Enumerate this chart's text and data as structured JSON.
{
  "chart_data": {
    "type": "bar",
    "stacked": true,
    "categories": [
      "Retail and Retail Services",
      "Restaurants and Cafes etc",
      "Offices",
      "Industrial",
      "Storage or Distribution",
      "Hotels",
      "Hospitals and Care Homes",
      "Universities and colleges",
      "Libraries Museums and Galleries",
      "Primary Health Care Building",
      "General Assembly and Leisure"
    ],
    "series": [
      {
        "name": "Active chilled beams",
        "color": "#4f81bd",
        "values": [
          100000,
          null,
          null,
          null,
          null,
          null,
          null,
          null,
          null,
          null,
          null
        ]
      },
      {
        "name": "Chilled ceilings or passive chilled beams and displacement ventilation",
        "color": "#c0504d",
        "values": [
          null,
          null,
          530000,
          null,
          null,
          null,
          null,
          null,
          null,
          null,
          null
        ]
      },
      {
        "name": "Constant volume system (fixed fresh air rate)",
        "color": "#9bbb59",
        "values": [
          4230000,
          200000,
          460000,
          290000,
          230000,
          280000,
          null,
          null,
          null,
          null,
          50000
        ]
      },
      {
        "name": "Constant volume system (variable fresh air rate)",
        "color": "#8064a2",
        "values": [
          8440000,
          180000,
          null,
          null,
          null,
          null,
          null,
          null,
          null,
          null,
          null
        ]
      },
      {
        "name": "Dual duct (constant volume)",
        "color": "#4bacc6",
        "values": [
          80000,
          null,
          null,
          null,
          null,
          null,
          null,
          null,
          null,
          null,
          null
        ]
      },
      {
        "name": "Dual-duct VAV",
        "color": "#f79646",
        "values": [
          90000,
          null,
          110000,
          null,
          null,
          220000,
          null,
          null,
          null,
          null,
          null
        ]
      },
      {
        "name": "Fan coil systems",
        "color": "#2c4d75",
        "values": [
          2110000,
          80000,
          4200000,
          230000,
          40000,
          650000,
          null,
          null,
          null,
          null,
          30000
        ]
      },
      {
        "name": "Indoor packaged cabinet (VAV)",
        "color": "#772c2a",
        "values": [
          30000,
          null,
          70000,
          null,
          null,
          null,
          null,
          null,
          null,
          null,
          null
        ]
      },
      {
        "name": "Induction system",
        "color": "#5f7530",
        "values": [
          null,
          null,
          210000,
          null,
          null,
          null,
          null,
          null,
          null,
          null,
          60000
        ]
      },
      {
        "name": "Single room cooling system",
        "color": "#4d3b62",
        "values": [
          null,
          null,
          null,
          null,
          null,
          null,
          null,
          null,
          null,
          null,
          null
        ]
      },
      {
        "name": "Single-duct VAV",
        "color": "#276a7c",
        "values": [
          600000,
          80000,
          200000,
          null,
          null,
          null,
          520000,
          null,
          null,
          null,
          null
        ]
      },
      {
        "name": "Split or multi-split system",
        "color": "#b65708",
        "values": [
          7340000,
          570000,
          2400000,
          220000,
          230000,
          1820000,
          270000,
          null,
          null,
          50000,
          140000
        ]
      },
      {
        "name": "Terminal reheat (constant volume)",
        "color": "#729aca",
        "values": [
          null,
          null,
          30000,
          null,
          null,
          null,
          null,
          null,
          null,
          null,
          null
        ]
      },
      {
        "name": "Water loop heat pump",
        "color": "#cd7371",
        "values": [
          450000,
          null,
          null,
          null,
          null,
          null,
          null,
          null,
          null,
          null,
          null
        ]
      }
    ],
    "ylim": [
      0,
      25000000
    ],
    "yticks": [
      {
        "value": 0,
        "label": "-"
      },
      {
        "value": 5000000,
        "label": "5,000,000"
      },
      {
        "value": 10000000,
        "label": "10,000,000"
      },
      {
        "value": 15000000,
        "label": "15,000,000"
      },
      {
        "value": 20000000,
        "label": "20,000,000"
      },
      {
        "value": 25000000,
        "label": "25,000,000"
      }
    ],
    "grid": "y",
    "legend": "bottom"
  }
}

____________

## EXERCISE AIM:
Reproduce the full listing above, character for character.

## FINISHED ANSWER:
Enumerate this chart's text and data as structured JSON.
{
  "chart_data": {
    "type": "bar",
    "stacked": true,
    "categories": [
      "Retail and Retail Services",
      "Restaurants and Cafes etc",
      "Offices",
      "Industrial",
      "Storage or Distribution",
      "Hotels",
      "Hospitals and Care Homes",
      "Universities and colleges",
      "Libraries Museums and Galleries",
      "Primary Health Care Building",
      "General Assembly and Leisure"
    ],
    "series": [
      {
        "name": "Active chilled beams",
        "color": "#4f81bd",
        "values": [
          100000,
          null,
          null,
          null,
          null,
          null,
          null,
          null,
          null,
          null,
          null
        ]
      },
      {
        "name": "Chilled ceilings or passive chilled beams and displacement ventilation",
        "color": "#c0504d",
        "values": [
          null,
          null,
          530000,
          null,
          null,
          null,
          null,
          null,
          null,
          null,
          null
        ]
      },
      {
        "name": "Constant volume system (fixed fresh air rate)",
        "color": "#9bbb59",
        "values": [
          4230000,
          200000,
          460000,
          290000,
          230000,
          280000,
          null,
          null,
          null,
          null,
          50000
        ]
      },
      {
        "name": "Constant volume system (variable fresh air rate)",
        "color": "#8064a2",
        "values": [
          8440000,
          180000,
          null,
          null,
          null,
          null,
          null,
          null,
          null,
          null,
          null
        ]
      },
      {
        "name": "Dual duct (constant volume)",
        "color": "#4bacc6",
        "values": [
          80000,
          null,
          null,
          null,
          null,
          null,
          null,
          null,
          null,
          null,
          null
        ]
      },
      {
        "name": "Dual-duct VAV",
        "color": "#f79646",
        "values": [
          90000,
          null,
          110000,
          null,
          null,
          220000,
          null,
          null,
          null,
          null,
          null
        ]
      },
      {
        "name": "Fan coil systems",
        "color": "#2c4d75",
        "values": [
          2110000,
          80000,
          4200000,
          230000,
          40000,
          650000,
          null,
          null,
          null,
          null,
          30000
        ]
      },
      {
        "name": "Indoor packaged cabinet (VAV)",
        "color": "#772c2a",
        "values": [
          30000,
          null,
          70000,
          null,
          null,
          null,
          null,
          null,
          null,
          null,
          null
        ]
      },
      {
        "name": "Induction system",
        "color": "#5f7530",
        "values": [
          null,
          null,
          210000,
          null,
          null,
          null,
          null,
          null,
          null,
          null,
          60000
        ]
      },
      {
        "name": "Single room cooling system",
        "color": "#4d3b62",
        "values": [
          null,
          null,
          null,
          null,
          null,
          null,
          null,
          null,
          null,
          null,
          null
        ]
      },
      {
        "name": "Single-duct VAV",
        "color": "#276a7c",
        "values": [
          600000,
          80000,
          200000,
          null,
          null,
          null,
          520000,
          null,
          null,
          null,
          null
        ]
      },
      {
        "name": "Split or multi-split system",
        "color": "#b65708",
        "values": [
          7340000,
          570000,
          2400000,
          220000,
          230000,
          1820000,
          270000,
          null,
          null,
          50000,
          140000
        ]
      },
      {
        "name": "Terminal reheat (constant volume)",
        "color": "#729aca",
        "values": [
          null,
          null,
          30000,
          null,
          null,
          null,
          null,
          null,
          null,
          null,
          null
        ]
      },
      {
        "name": "Water loop heat pump",
        "color": "#cd7371",
        "values": [
          450000,
          null,
          null,
          null,
          null,
          null,
          null,
          null,
          null,
          null,
          null
        ]
      }
    ],
    "ylim": [
      0,
      25000000
    ],
    "yticks": [
      {
        "value": 0,
        "label": "-"
      },
      {
        "value": 5000000,
        "label": "5,000,000"
      },
      {
        "value": 10000000,
        "label": "10,000,000"
      },
      {
        "value": 15000000,
        "label": "15,000,000"
      },
      {
        "value": 20000000,
        "label": "20,000,000"
      },
      {
        "value": 25000000,
        "label": "25,000,000"
      }
    ],
    "grid": "y",
    "legend": "bottom"
  }
}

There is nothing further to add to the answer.